STATED EXERCISE
Pick out every line with the word "Nhận" and copy it.

═════ RECORDS

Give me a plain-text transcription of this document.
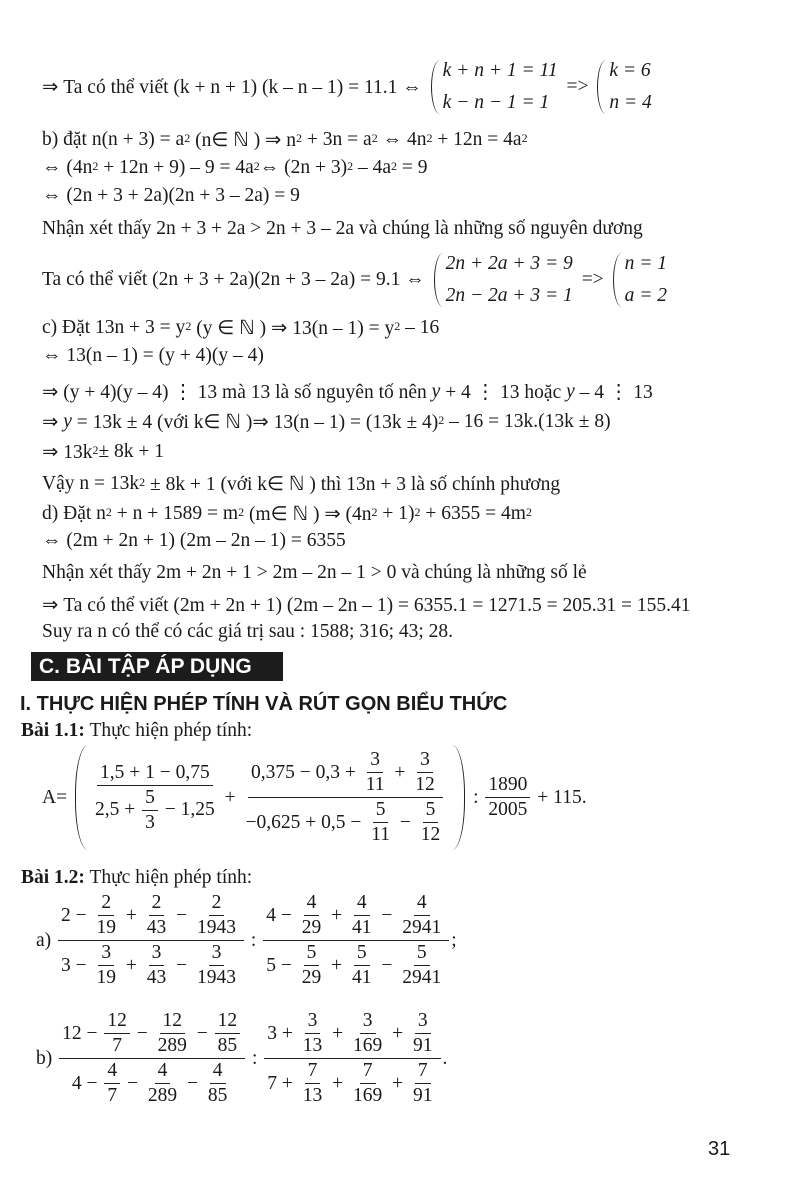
⇒ Ta có thể viết (k + n + 1) (k – n – 1) = 11.1 ⇔
k + n + 1 = 11
k − n − 1 = 1
=>
k = 6
n = 4
b) đặt $n(n + 3) = a^2$ (n∈ ℕ ) ⇒ $n^2 + 3n = a^2$ ⇔ $4n^2 + 12n = 4a^2$
⇔ $(4n^2 + 12n + 9) - 9 = 4a^2$ ⇔ $(2n + 3)^2 - 4a^2 = 9$
⇔ (2n + 3 + 2a)(2n + 3 – 2a) = 9
Nhận xét thấy 2n + 3 + 2a > 2n + 3 – 2a và chúng là những số nguyên dương
Ta có thể viết (2n + 3 + 2a)(2n + 3 – 2a) = 9.1 ⇔
2n + 2a + 3 = 9
2n − 2a + 3 = 1
=>
n = 1
a = 2
c) Đặt $13n + 3 = y^2$ (y ∈ ℕ ) ⇒ $13(n - 1) = y^2 - 16$
⇔ 13(n – 1) = (y + 4)(y – 4)
⇒ (y + 4)(y – 4) ⋮ 13 mà 13 là số nguyên tố nên y + 4 ⋮ 13 hoặc y – 4 ⋮ 13
⇒ y = 13k ± 4 (với k∈ ℕ )⇒ $13(n - 1) = (13k \pm 4)^2 - 16 = 13k.(13k \pm 8)$
⇒ $13k^2 \pm 8k + 1$
Vậy $n = 13k^2 \pm 8k + 1$ (với k∈ ℕ ) thì 13n + 3 là số chính phương
d) Đặt $n^2 + n + 1589 = m^2$ (m∈ ℕ ) ⇒ $(4n^2 + 1)^2 + 6355 = 4m^2$
⇔ (2m + 2n + 1) (2m – 2n – 1) = 6355
Nhận xét thấy 2m + 2n + 1 > 2m – 2n – 1 > 0 và chúng là những số lẻ
⇒ Ta có thể viết (2m + 2n + 1) (2m – 2n – 1) = 6355.1 = 1271.5 = 205.31 = 155.41
Suy ra n có thể có các giá trị sau : 1588; 316; 43; 28.
C. BÀI TẬP ÁP DỤNG
I. THỰC HIỆN PHÉP TÍNH VÀ RÚT GỌN BIỂU THỨC
Bài 1.1: Thực hiện phép tính:
$A= \frac{1,5 + 1 - 0,75}{2,5 + \frac{5}{3} - 1,25} + \frac{0,375 - 0,3 + \frac{3}{11} + \frac{3}{12}}{-0,625 + 0,5 - \frac{5}{11} - \frac{5}{12}}$ : $\frac{1890}{2005} + 115$.
Bài 1.2: Thực hiện phép tính:
$a) \frac{2 - \frac{2}{19} + \frac{2}{43} - \frac{2}{1943}}{3 - \frac{3}{19} + \frac{3}{43} - \frac{3}{1943}}$ : $\frac{4 - \frac{4}{29} + \frac{4}{41} - \frac{4}{2941}}{5 - \frac{5}{29} + \frac{5}{41} - \frac{5}{2941}}$ ;
$b) \frac{12 - \frac{12}{7} - \frac{12}{289} - \frac{12}{85}}{4 - \frac{4}{7} - \frac{4}{289} - \frac{4}{85}}$ : $\frac{3 + \frac{3}{13} + \frac{3}{169} + \frac{3}{91}}{7 + \frac{7}{13} + \frac{7}{169} + \frac{7}{91}}$ .
31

══════════

ANSWER TO THE EXERCISE
Nhận xét thấy 2n + 3 + 2a > 2n + 3 – 2a và chúng là những số nguyên dương
Nhận xét thấy 2m + 2n + 1 > 2m – 2n – 1 > 0 và chúng là những số lẻ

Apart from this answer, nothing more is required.